* What is being asked
Word for word, repeat the entries, minus the pictures.

* BEGIN *

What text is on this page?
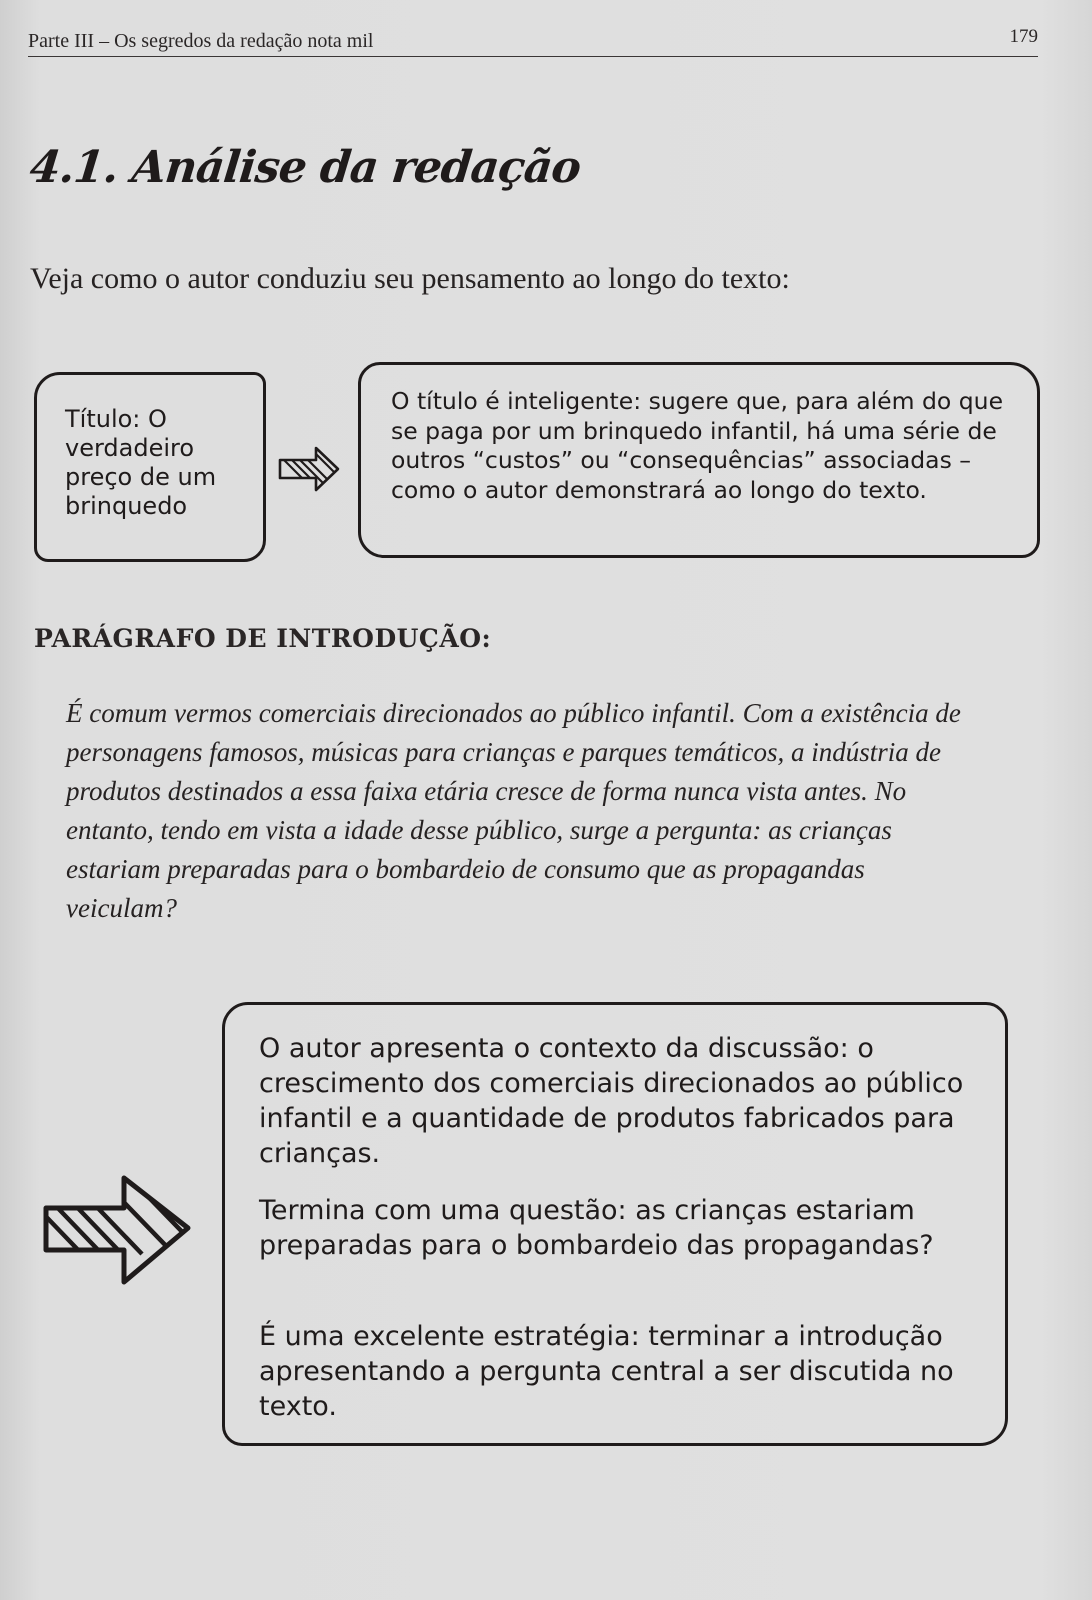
Parte III – Os segredos da redação nota mil	179
4.1. Análise da redação
Veja como o autor conduziu seu pensamento ao longo do texto:
Título: O verdadeiro preço de um brinquedo
O título é inteligente: sugere que, para além do que se paga por um brinquedo infantil, há uma série de outros “custos” ou “consequências” associadas – como o autor demonstrará ao longo do texto.
PARÁGRAFO DE INTRODUÇÃO:
É comum vermos comerciais direcionados ao público infantil. Com a existência de personagens famosos, músicas para crianças e parques temáticos, a indústria de produtos destinados a essa faixa etária cresce de forma nunca vista antes. No entanto, tendo em vista a idade desse público, surge a pergunta: as crianças estariam preparadas para o bombardeio de consumo que as propagandas veiculam?
O autor apresenta o contexto da discussão: o crescimento dos comerciais direcionados ao público infantil e a quantidade de produtos fabricados para crianças.
Termina com uma questão: as crianças estariam preparadas para o bombardeio das propagandas?
É uma excelente estratégia: terminar a introdução apresentando a pergunta central a ser discutida no texto.
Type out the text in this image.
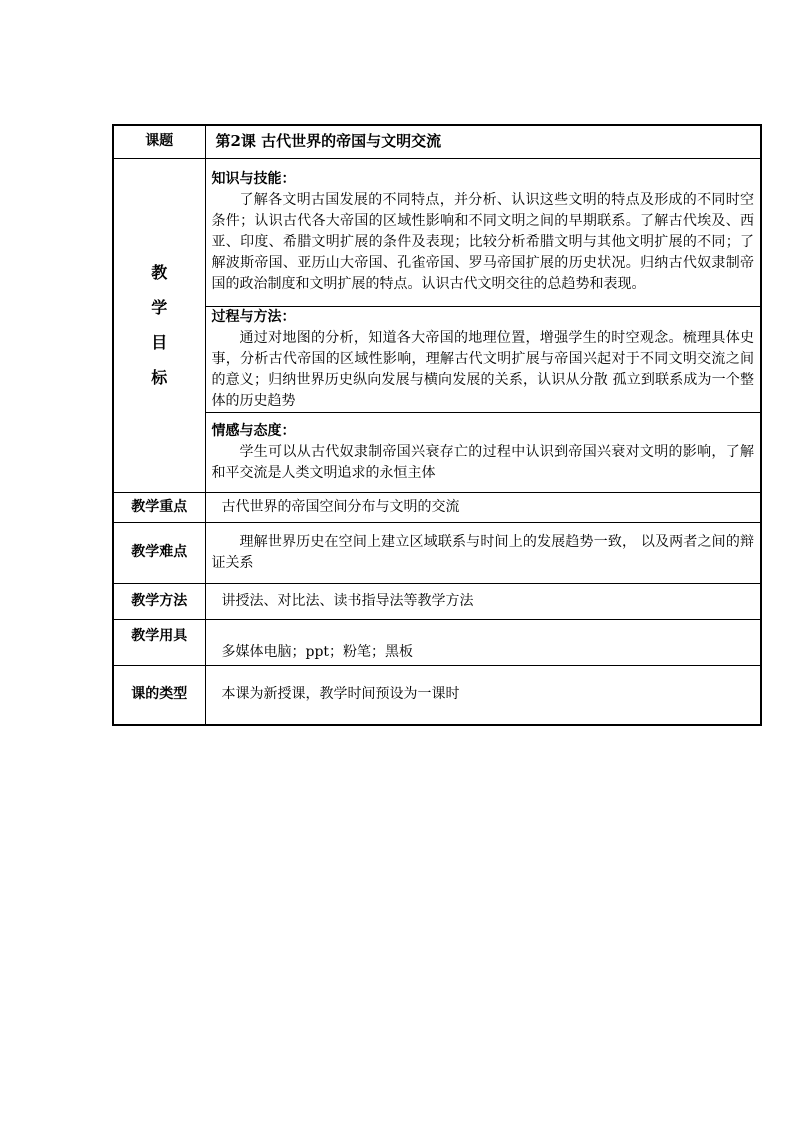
课题	第2课 古代世界的帝国与文明交流

教
学
目
标	知识与技能：
了解各文明古国发展的不同特点，并分析、认识这些文明的特点及形成的不同时空条件；认识古代各大帝国的区域性影响和不同文明之间的早期联系。了解古代埃及、西亚、印度、希腊文明扩展的条件及表现；比较分析希腊文明与其他文明扩展的不同；了解波斯帝国、亚历山大帝国、孔雀帝国、罗马帝国扩展的历史状况。归纳古代奴隶制帝国的政治制度和文明扩展的特点。认识古代文明交往的总趋势和表现。

	过程与方法：
通过对地图的分析，知道各大帝国的地理位置，增强学生的时空观念。梳理具体史事，分析古代帝国的区域性影响，理解古代文明扩展与帝国兴起对于不同文明交流之间的意义；归纳世界历史纵向发展与横向发展的关系，认识从分散 孤立到联系成为一个整体的历史趋势

	情感与态度：
学生可以从古代奴隶制帝国兴衰存亡的过程中认识到帝国兴衰对文明的影响，了解和平交流是人类文明追求的永恒主体

教学重点	古代世界的帝国空间分布与文明的交流
教学难点	理解世界历史在空间上建立区域联系与时间上的发展趋势一致， 以及两者之间的辩证关系

教学方法	讲授法、对比法、读书指导法等教学方法
教学用具	多媒体电脑；ppt；粉笔；黑板
课的类型	本课为新授课，教学时间预设为一课时
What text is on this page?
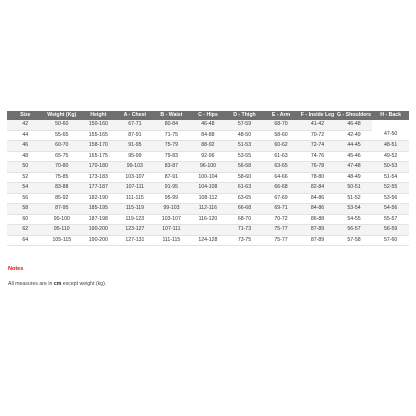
Size	Weight (Kg)	Height	A - Chest	B - Waist	C - Hips	D - Thigh	E - Arm	F - Inside Leg	G - Shoulders	H - Back
42	50-60	150-160	67-71	80-84	46-48	57-59	68-70	41-42	46-48	
44	55-65	155-165	87-91	71-75	84-88	48-50	58-60	70-72	42-49	47-50
46	60-70	158-170	91-95	75-79	88-92	51-53	60-62	72-74	44-45	48-51
48	65-75	165-175	95-99	79-83	92-96	53-55	61-63	74-76	45-46	49-52
50	70-80	170-180	99-103	83-87	96-100	56-58	63-65	76-78	47-48	50-53
52	75-85	173-183	103-107	87-91	100-104	58-60	64-66	78-80	48-49	51-54
54	83-88	177-187	107-111	91-95	104-108	61-63	66-68	82-84	50-51	52-55
56	85-92	182-190	111-115	95-99	108-112	63-65	67-69	84-86	51-52	53-56
58	87-95	185-195	115-119	99-103	112-116	66-68	69-71	84-86	53-54	54-56
60	90-100	187-198	119-123	103-107	116-120	68-70	70-72	86-88	54-55	55-57
62	95-110	190-200	123-127	107-111		71-73	75-77	87-89	56-57	56-59
64	105-115	190-200	127-131	111-115	124-128	73-75	75-77	87-89	57-58	57-60
Notes
All measures are in cm except weight (kg).
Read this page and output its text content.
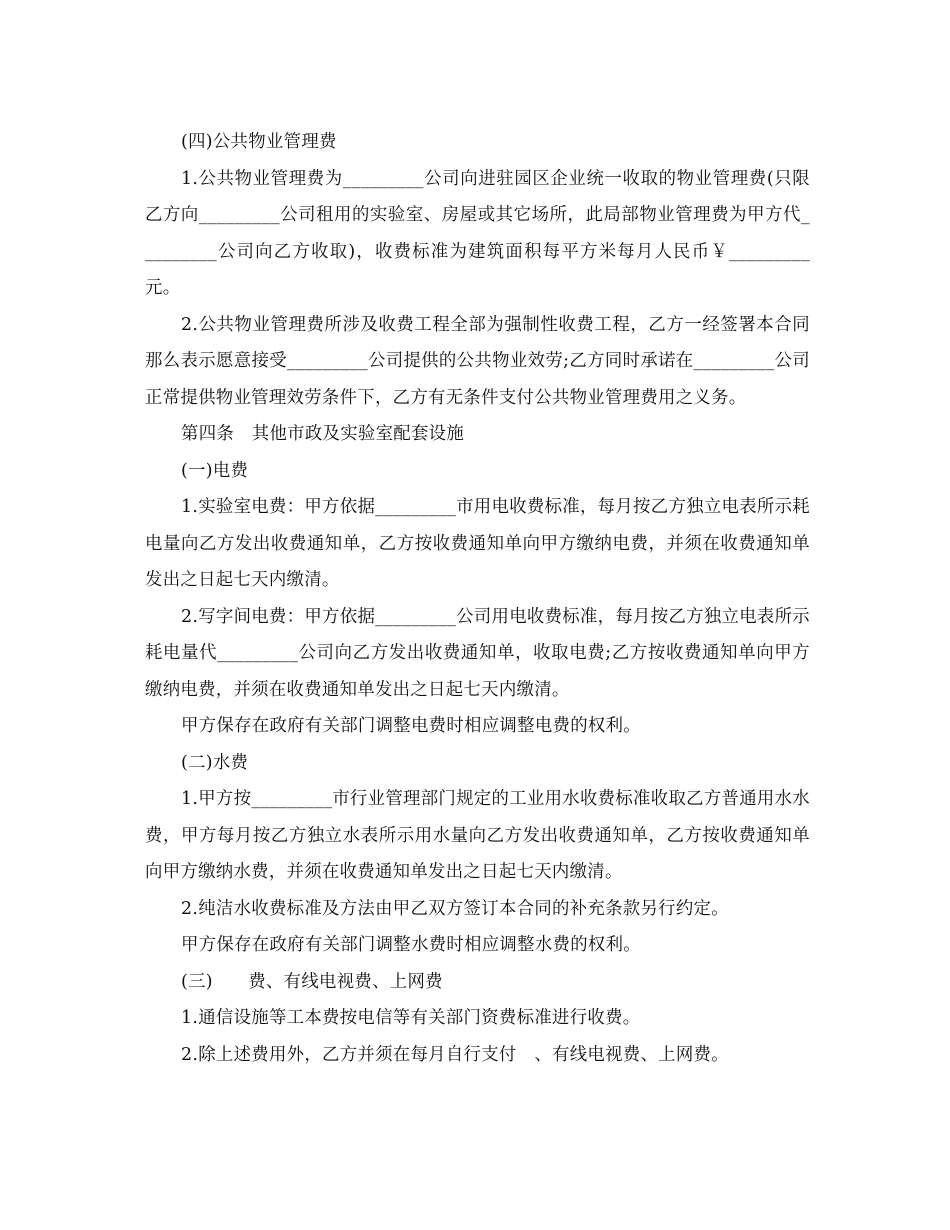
(四)公共物业管理费

1.公共物业管理费为_________公司向进驻园区企业统一收取的物业管理费(只限乙方向_________公司租用的实验室、房屋或其它场所，此局部物业管理费为甲方代_________公司向乙方收取)，收费标准为建筑面积每平方米每月人民币￥_________元。

2.公共物业管理费所涉及收费工程全部为强制性收费工程，乙方一经签署本合同那么表示愿意接受_________公司提供的公共物业效劳;乙方同时承诺在_________公司正常提供物业管理效劳条件下，乙方有无条件支付公共物业管理费用之义务。

第四条　其他市政及实验室配套设施

(一)电费

1.实验室电费：甲方依据_________市用电收费标准，每月按乙方独立电表所示耗电量向乙方发出收费通知单，乙方按收费通知单向甲方缴纳电费，并须在收费通知单发出之日起七天内缴清。

2.写字间电费：甲方依据_________公司用电收费标准，每月按乙方独立电表所示耗电量代_________公司向乙方发出收费通知单，收取电费;乙方按收费通知单向甲方缴纳电费，并须在收费通知单发出之日起七天内缴清。

甲方保存在政府有关部门调整电费时相应调整电费的权利。

(二)水费

1.甲方按_________市行业管理部门规定的工业用水收费标准收取乙方普通用水水费，甲方每月按乙方独立水表所示用水量向乙方发出收费通知单，乙方按收费通知单向甲方缴纳水费，并须在收费通知单发出之日起七天内缴清。

2.纯洁水收费标准及方法由甲乙双方签订本合同的补充条款另行约定。

甲方保存在政府有关部门调整水费时相应调整水费的权利。

(三)　　费、有线电视费、上网费

1.通信设施等工本费按电信等有关部门资费标准进行收费。

2.除上述费用外，乙方并须在每月自行支付　、有线电视费、上网费。
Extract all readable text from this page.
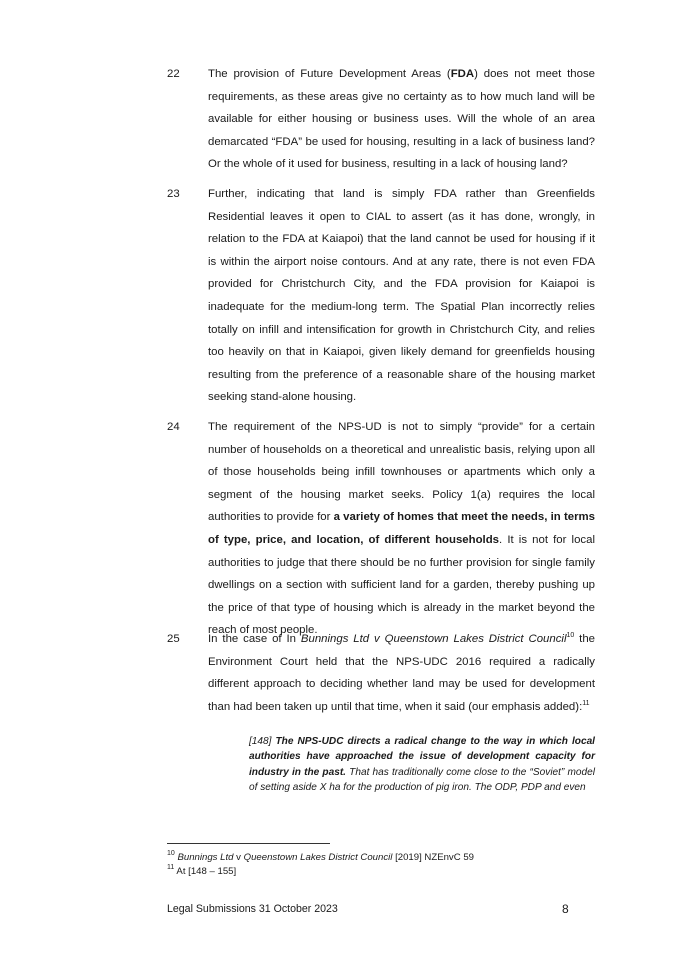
22	The provision of Future Development Areas (FDA) does not meet those requirements, as these areas give no certainty as to how much land will be available for either housing or business uses. Will the whole of an area demarcated “FDA” be used for housing, resulting in a lack of business land? Or the whole of it used for business, resulting in a lack of housing land?
23	Further, indicating that land is simply FDA rather than Greenfields Residential leaves it open to CIAL to assert (as it has done, wrongly, in relation to the FDA at Kaiapoi) that the land cannot be used for housing if it is within the airport noise contours. And at any rate, there is not even FDA provided for Christchurch City, and the FDA provision for Kaiapoi is inadequate for the medium-long term. The Spatial Plan incorrectly relies totally on infill and intensification for growth in Christchurch City, and relies too heavily on that in Kaiapoi, given likely demand for greenfields housing resulting from the preference of a reasonable share of the housing market seeking stand-alone housing.
24	The requirement of the NPS-UD is not to simply “provide” for a certain number of households on a theoretical and unrealistic basis, relying upon all of those households being infill townhouses or apartments which only a segment of the housing market seeks. Policy 1(a) requires the local authorities to provide for a variety of homes that meet the needs, in terms of type, price, and location, of different households. It is not for local authorities to judge that there should be no further provision for single family dwellings on a section with sufficient land for a garden, thereby pushing up the price of that type of housing which is already in the market beyond the reach of most people.
25	In the case of In Bunnings Ltd v Queenstown Lakes District Council$^{10}$ the Environment Court held that the NPS-UDC 2016 required a radically different approach to deciding whether land may be used for development than had been taken up until that time, when it said (our emphasis added):$^{11}$
[148] The NPS-UDC directs a radical change to the way in which local authorities have approached the issue of development capacity for industry in the past. That has traditionally come close to the “Soviet” model of setting aside X ha for the production of pig iron. The ODP, PDP and even
$^{10}$ Bunnings Ltd v Queenstown Lakes District Council [2019] NZEnvC 59
$^{11}$ At [148 – 155]
Legal Submissions 31 October 2023	8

* END *

* Reply
What text is on this page?
Parte III – Os segredos da redação nota mil	179
4.1. Análise da redação
Veja como o autor conduziu seu pensamento ao longo do texto:
Título: O verdadeiro preço de um brinquedo
O título é inteligente: sugere que, para além do que se paga por um brinquedo infantil, há uma série de outros “custos” ou “consequências” associadas – como o autor demonstrará ao longo do texto.
PARÁGRAFO DE INTRODUÇÃO:
É comum vermos comerciais direcionados ao público infantil. Com a existência de personagens famosos, músicas para crianças e parques temáticos, a indústria de produtos destinados a essa faixa etária cresce de forma nunca vista antes. No entanto, tendo em vista a idade desse público, surge a pergunta: as crianças estariam preparadas para o bombardeio de consumo que as propagandas veiculam?
O autor apresenta o contexto da discussão: o crescimento dos comerciais direcionados ao público infantil e a quantidade de produtos fabricados para crianças.
Termina com uma questão: as crianças estariam preparadas para o bombardeio das propagandas?
É uma excelente estratégia: terminar a introdução apresentando a pergunta central a ser discutida no texto.
Type out the text in this image.
课题	第2课 古代世界的帝国与文明交流

教
学
目
标	知识与技能：
了解各文明古国发展的不同特点，并分析、认识这些文明的特点及形成的不同时空条件；认识古代各大帝国的区域性影响和不同文明之间的早期联系。了解古代埃及、西亚、印度、希腊文明扩展的条件及表现；比较分析希腊文明与其他文明扩展的不同；了解波斯帝国、亚历山大帝国、孔雀帝国、罗马帝国扩展的历史状况。归纳古代奴隶制帝国的政治制度和文明扩展的特点。认识古代文明交往的总趋势和表现。

	过程与方法：
通过对地图的分析，知道各大帝国的地理位置，增强学生的时空观念。梳理具体史事，分析古代帝国的区域性影响，理解古代文明扩展与帝国兴起对于不同文明交流之间的意义；归纳世界历史纵向发展与横向发展的关系，认识从分散 孤立到联系成为一个整体的历史趋势

	情感与态度：
学生可以从古代奴隶制帝国兴衰存亡的过程中认识到帝国兴衰对文明的影响，了解和平交流是人类文明追求的永恒主体

教学重点	古代世界的帝国空间分布与文明的交流
教学难点	理解世界历史在空间上建立区域联系与时间上的发展趋势一致， 以及两者之间的辩证关系

教学方法	讲授法、对比法、读书指导法等教学方法
教学用具	多媒体电脑；ppt；粉笔；黑板
课的类型	本课为新授课，教学时间预设为一课时
What text is on this page?
Size	Weight (Kg)	Height	A - Chest	B - Waist	C - Hips	D - Thigh	E - Arm	F - Inside Leg	G - Shoulders	H - Back
42	50-60	150-160	67-71	80-84	46-48	57-59	68-70	41-42	46-48	
44	55-65	155-165	87-91	71-75	84-88	48-50	58-60	70-72	42-49	47-50
46	60-70	158-170	91-95	75-79	88-92	51-53	60-62	72-74	44-45	48-51
48	65-75	165-175	95-99	79-83	92-96	53-55	61-63	74-76	45-46	49-52
50	70-80	170-180	99-103	83-87	96-100	56-58	63-65	76-78	47-48	50-53
52	75-85	173-183	103-107	87-91	100-104	58-60	64-66	78-80	48-49	51-54
54	83-88	177-187	107-111	91-95	104-108	61-63	66-68	82-84	50-51	52-55
56	85-92	182-190	111-115	95-99	108-112	63-65	67-69	84-86	51-52	53-56
58	87-95	185-195	115-119	99-103	112-116	66-68	69-71	84-86	53-54	54-56
60	90-100	187-198	119-123	103-107	116-120	68-70	70-72	86-88	54-55	55-57
62	95-110	190-200	123-127	107-111		71-73	75-77	87-89	56-57	56-59
64	105-115	190-200	127-131	111-115	124-128	73-75	75-77	87-89	57-58	57-60
Notes
All measures are in cm except weight (kg).
Read this page and output its text content.
(四)公共物业管理费

1.公共物业管理费为_________公司向进驻园区企业统一收取的物业管理费(只限乙方向_________公司租用的实验室、房屋或其它场所，此局部物业管理费为甲方代_________公司向乙方收取)，收费标准为建筑面积每平方米每月人民币￥_________元。

2.公共物业管理费所涉及收费工程全部为强制性收费工程，乙方一经签署本合同那么表示愿意接受_________公司提供的公共物业效劳;乙方同时承诺在_________公司正常提供物业管理效劳条件下，乙方有无条件支付公共物业管理费用之义务。

第四条　其他市政及实验室配套设施

(一)电费

1.实验室电费：甲方依据_________市用电收费标准，每月按乙方独立电表所示耗电量向乙方发出收费通知单，乙方按收费通知单向甲方缴纳电费，并须在收费通知单发出之日起七天内缴清。

2.写字间电费：甲方依据_________公司用电收费标准，每月按乙方独立电表所示耗电量代_________公司向乙方发出收费通知单，收取电费;乙方按收费通知单向甲方缴纳电费，并须在收费通知单发出之日起七天内缴清。

甲方保存在政府有关部门调整电费时相应调整电费的权利。

(二)水费

1.甲方按_________市行业管理部门规定的工业用水收费标准收取乙方普通用水水费，甲方每月按乙方独立水表所示用水量向乙方发出收费通知单，乙方按收费通知单向甲方缴纳水费，并须在收费通知单发出之日起七天内缴清。

2.纯洁水收费标准及方法由甲乙双方签订本合同的补充条款另行约定。

甲方保存在政府有关部门调整水费时相应调整水费的权利。

(三)　　费、有线电视费、上网费

1.通信设施等工本费按电信等有关部门资费标准进行收费。

2.除上述费用外，乙方并须在每月自行支付　、有线电视费、上网费。
Extract all readable text from this page.
22	The provision of Future Development Areas (FDA) does not meet those requirements, as these areas give no certainty as to how much land will be available for either housing or business uses. Will the whole of an area demarcated “FDA” be used for housing, resulting in a lack of business land? Or the whole of it used for business, resulting in a lack of housing land?
23	Further, indicating that land is simply FDA rather than Greenfields Residential leaves it open to CIAL to assert (as it has done, wrongly, in relation to the FDA at Kaiapoi) that the land cannot be used for housing if it is within the airport noise contours. And at any rate, there is not even FDA provided for Christchurch City, and the FDA provision for Kaiapoi is inadequate for the medium-long term. The Spatial Plan incorrectly relies totally on infill and intensification for growth in Christchurch City, and relies too heavily on that in Kaiapoi, given likely demand for greenfields housing resulting from the preference of a reasonable share of the housing market seeking stand-alone housing.
24	The requirement of the NPS-UD is not to simply “provide” for a certain number of households on a theoretical and unrealistic basis, relying upon all of those households being infill townhouses or apartments which only a segment of the housing market seeks. Policy 1(a) requires the local authorities to provide for a variety of homes that meet the needs, in terms of type, price, and location, of different households. It is not for local authorities to judge that there should be no further provision for single family dwellings on a section with sufficient land for a garden, thereby pushing up the price of that type of housing which is already in the market beyond the reach of most people.
25	In the case of In Bunnings Ltd v Queenstown Lakes District Council$^{10}$ the Environment Court held that the NPS-UDC 2016 required a radically different approach to deciding whether land may be used for development than had been taken up until that time, when it said (our emphasis added):$^{11}$
[148] The NPS-UDC directs a radical change to the way in which local authorities have approached the issue of development capacity for industry in the past. That has traditionally come close to the “Soviet” model of setting aside X ha for the production of pig iron. The ODP, PDP and even
$^{10}$ Bunnings Ltd v Queenstown Lakes District Council [2019] NZEnvC 59
$^{11}$ At [148 – 155]
Legal Submissions 31 October 2023	8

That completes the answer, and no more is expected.